Where the string "JSON" occurs in the material below, report the whole line.

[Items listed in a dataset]
------------

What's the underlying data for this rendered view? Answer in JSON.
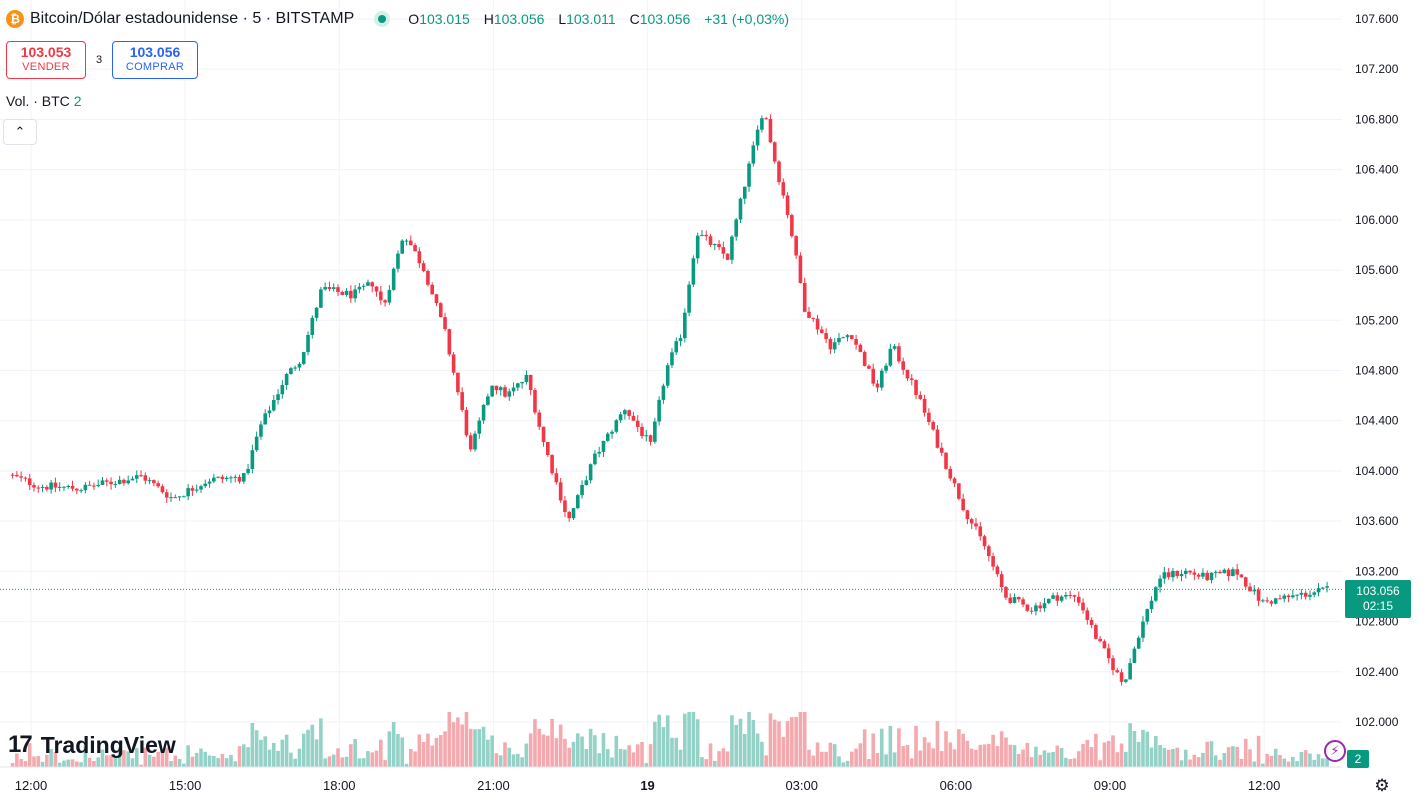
{
  "header": {
    "symbol_title": "Bitcoin/Dólar estadounidense · 5 · BITSTAMP",
    "ohlc": [
      {
        "key": "O",
        "value": "103.015"
      },
      {
        "key": "H",
        "value": "103.056"
      },
      {
        "key": "L",
        "value": "103.011"
      },
      {
        "key": "C",
        "value": "103.056"
      }
    ],
    "change": "+31 (+0,03%)"
  },
  "trade": {
    "sell_price": "103.053",
    "sell_label": "VENDER",
    "spread": "3",
    "buy_price": "103.056",
    "buy_label": "COMPRAR"
  },
  "volume_legend": {
    "label": "Vol. · BTC",
    "value": "2"
  },
  "last_price": {
    "price": "103.056",
    "countdown": "02:15"
  },
  "volume_badge": "2",
  "logo_text": "TradingView",
  "colors": {
    "up": "#089981",
    "down": "#f23645",
    "vol_up": "#94d1c7",
    "vol_down": "#f4a9ae",
    "grid": "#f0f3fa"
  },
  "chart_data": {
    "type": "candlestick",
    "y_ticks": [
      "107.600",
      "107.200",
      "106.800",
      "106.400",
      "106.000",
      "105.600",
      "105.200",
      "104.800",
      "104.400",
      "104.000",
      "103.600",
      "103.200",
      "102.800",
      "102.400",
      "102.000"
    ],
    "y_tick_values": [
      107600,
      107200,
      106800,
      106400,
      106000,
      105600,
      105200,
      104800,
      104400,
      104000,
      103600,
      103200,
      102800,
      102400,
      102000
    ],
    "ylim": [
      101800,
      107800
    ],
    "x_ticks": [
      "12:00",
      "15:00",
      "18:00",
      "21:00",
      "19",
      "03:00",
      "06:00",
      "09:00",
      "12:00"
    ],
    "x_tick_hours": [
      12,
      15,
      18,
      21,
      24,
      27,
      30,
      33,
      36
    ],
    "xlim_hours": [
      11.6,
      37.3
    ],
    "bar_minutes": 5,
    "price_path": [
      {
        "h": 11.6,
        "p": 103970
      },
      {
        "h": 12.2,
        "p": 103880
      },
      {
        "h": 13.0,
        "p": 103860
      },
      {
        "h": 14.2,
        "p": 103960
      },
      {
        "h": 14.8,
        "p": 103780
      },
      {
        "h": 15.5,
        "p": 103930
      },
      {
        "h": 16.2,
        "p": 103950
      },
      {
        "h": 16.5,
        "p": 104350
      },
      {
        "h": 17.0,
        "p": 104750
      },
      {
        "h": 17.3,
        "p": 104900
      },
      {
        "h": 17.7,
        "p": 105450
      },
      {
        "h": 18.3,
        "p": 105400
      },
      {
        "h": 18.7,
        "p": 105500
      },
      {
        "h": 18.9,
        "p": 105300
      },
      {
        "h": 19.3,
        "p": 105900
      },
      {
        "h": 19.7,
        "p": 105600
      },
      {
        "h": 20.1,
        "p": 105100
      },
      {
        "h": 20.6,
        "p": 104150
      },
      {
        "h": 21.0,
        "p": 104700
      },
      {
        "h": 21.3,
        "p": 104600
      },
      {
        "h": 21.7,
        "p": 104750
      },
      {
        "h": 22.0,
        "p": 104250
      },
      {
        "h": 22.5,
        "p": 103600
      },
      {
        "h": 23.0,
        "p": 104100
      },
      {
        "h": 23.6,
        "p": 104500
      },
      {
        "h": 24.1,
        "p": 104200
      },
      {
        "h": 24.4,
        "p": 104800
      },
      {
        "h": 24.7,
        "p": 105100
      },
      {
        "h": 25.0,
        "p": 105900
      },
      {
        "h": 25.6,
        "p": 105700
      },
      {
        "h": 26.0,
        "p": 106400
      },
      {
        "h": 26.3,
        "p": 106900
      },
      {
        "h": 26.5,
        "p": 106500
      },
      {
        "h": 26.8,
        "p": 106000
      },
      {
        "h": 27.1,
        "p": 105300
      },
      {
        "h": 27.6,
        "p": 105000
      },
      {
        "h": 28.0,
        "p": 105100
      },
      {
        "h": 28.5,
        "p": 104650
      },
      {
        "h": 28.8,
        "p": 105000
      },
      {
        "h": 29.3,
        "p": 104600
      },
      {
        "h": 29.8,
        "p": 104100
      },
      {
        "h": 30.2,
        "p": 103700
      },
      {
        "h": 30.6,
        "p": 103400
      },
      {
        "h": 31.0,
        "p": 103000
      },
      {
        "h": 31.5,
        "p": 102900
      },
      {
        "h": 32.0,
        "p": 103000
      },
      {
        "h": 32.4,
        "p": 103000
      },
      {
        "h": 32.8,
        "p": 102650
      },
      {
        "h": 33.3,
        "p": 102300
      },
      {
        "h": 33.6,
        "p": 102700
      },
      {
        "h": 34.0,
        "p": 103150
      },
      {
        "h": 34.5,
        "p": 103200
      },
      {
        "h": 34.9,
        "p": 103150
      },
      {
        "h": 35.5,
        "p": 103200
      },
      {
        "h": 36.0,
        "p": 102950
      },
      {
        "h": 36.6,
        "p": 103000
      },
      {
        "h": 37.3,
        "p": 103056
      }
    ],
    "last_price": 103056
  }
}
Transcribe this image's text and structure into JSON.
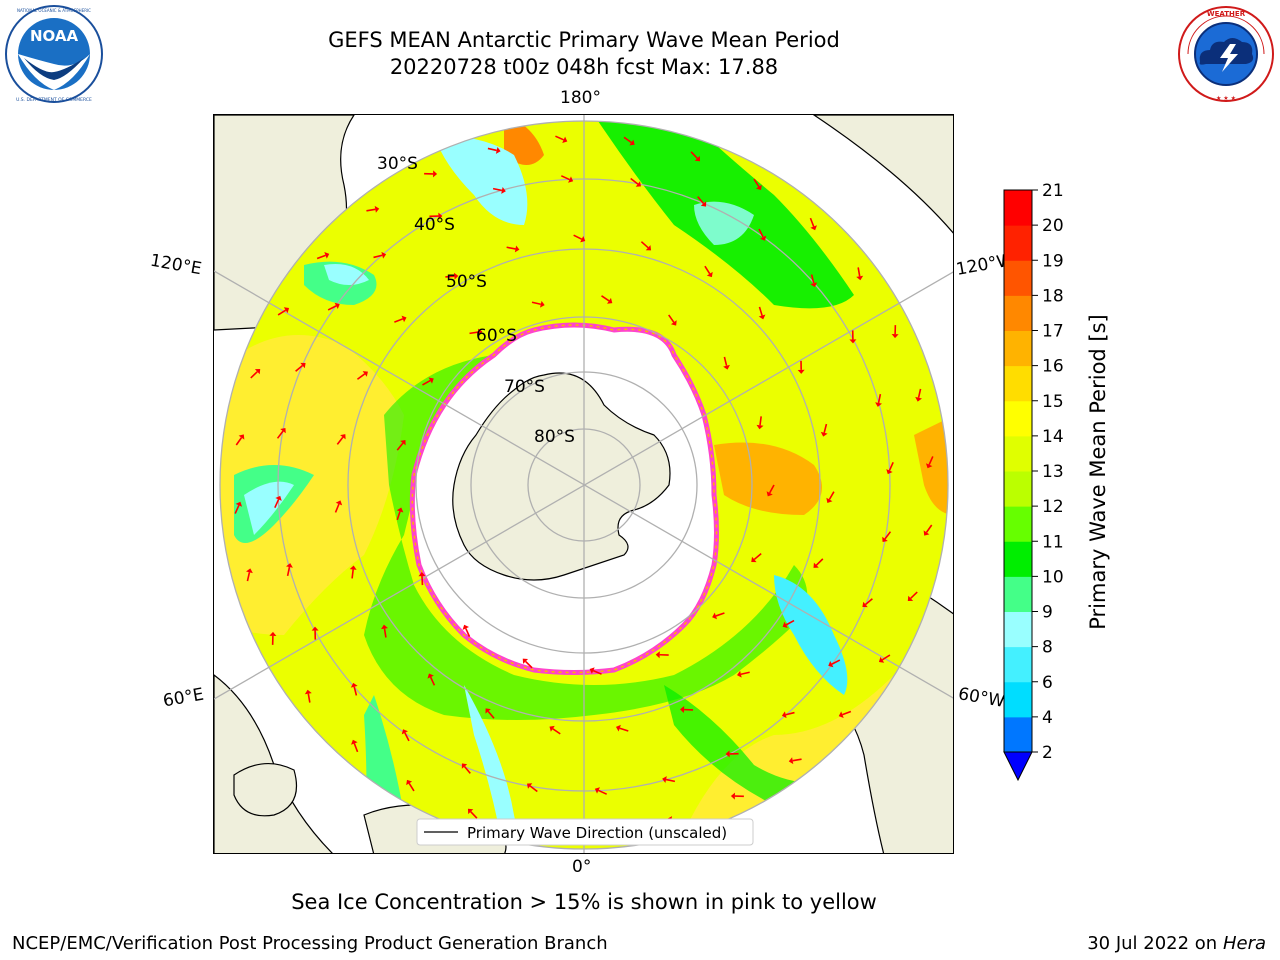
{
  "title": {
    "line1": "GEFS MEAN Antarctic Primary Wave Mean Period",
    "line2": "20220728 t00z 048h fcst   Max: 17.88"
  },
  "logos": {
    "left": {
      "text": "NOAA",
      "ring_text": "NATIONAL OCEANIC AND ATMOSPHERIC ADMINISTRATION · U.S. DEPARTMENT OF COMMERCE",
      "icon": "noaa-logo"
    },
    "right": {
      "ring_text": "NATIONAL WEATHER SERVICE",
      "icon": "nws-logo"
    }
  },
  "map": {
    "projection": "south-polar-stereographic",
    "longitude_labels": {
      "top": "180°",
      "bottom": "0°",
      "left_upper": "120°E",
      "left_lower": "60°E",
      "right_upper": "120°W",
      "right_lower": "60°W"
    },
    "latitude_labels": [
      "30°S",
      "40°S",
      "50°S",
      "60°S",
      "70°S",
      "80°S"
    ],
    "legend": "Primary Wave Direction (unscaled)",
    "colors": {
      "land": "#efefdc",
      "ice": "#ffffff",
      "ice_edge": "#ff44cc",
      "graticule": "#b0b0b0",
      "arrow": "#ff0000"
    }
  },
  "colorbar": {
    "label": "Primary Wave Mean Period [s]",
    "ticks": [
      "2",
      "4",
      "6",
      "8",
      "9",
      "10",
      "11",
      "12",
      "13",
      "14",
      "15",
      "16",
      "17",
      "18",
      "19",
      "20",
      "21"
    ],
    "colors": [
      "#0000ff",
      "#0077ff",
      "#00ddff",
      "#44f0ff",
      "#99ffff",
      "#44ff88",
      "#00ee00",
      "#66ff00",
      "#bbff00",
      "#e0ff00",
      "#ffff00",
      "#ffdd00",
      "#ffb300",
      "#ff8800",
      "#ff5500",
      "#ff2200",
      "#ff0000"
    ]
  },
  "footer": {
    "note": "Sea Ice Concentration > 15% is shown in pink to yellow",
    "credit": "NCEP/EMC/Verification Post Processing Product Generation Branch",
    "date": "30 Jul 2022 on ",
    "machine": "Hera"
  }
}
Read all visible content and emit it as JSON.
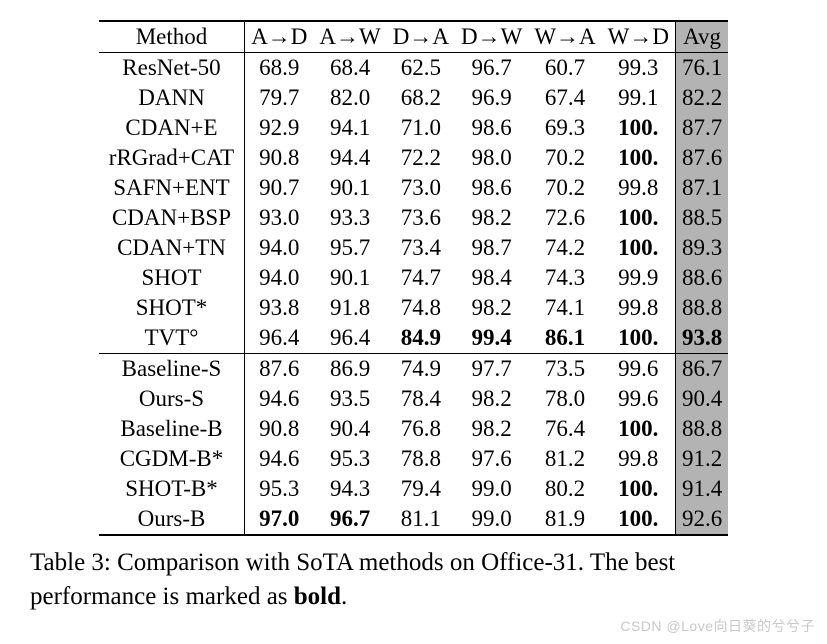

------------

_RESULT FOR THIS TASK_
What's the underlying data for this rendered view? Answer in JSON.
Transcribe this image's text and structure into JSON.
Read all visible content and emit it as JSON.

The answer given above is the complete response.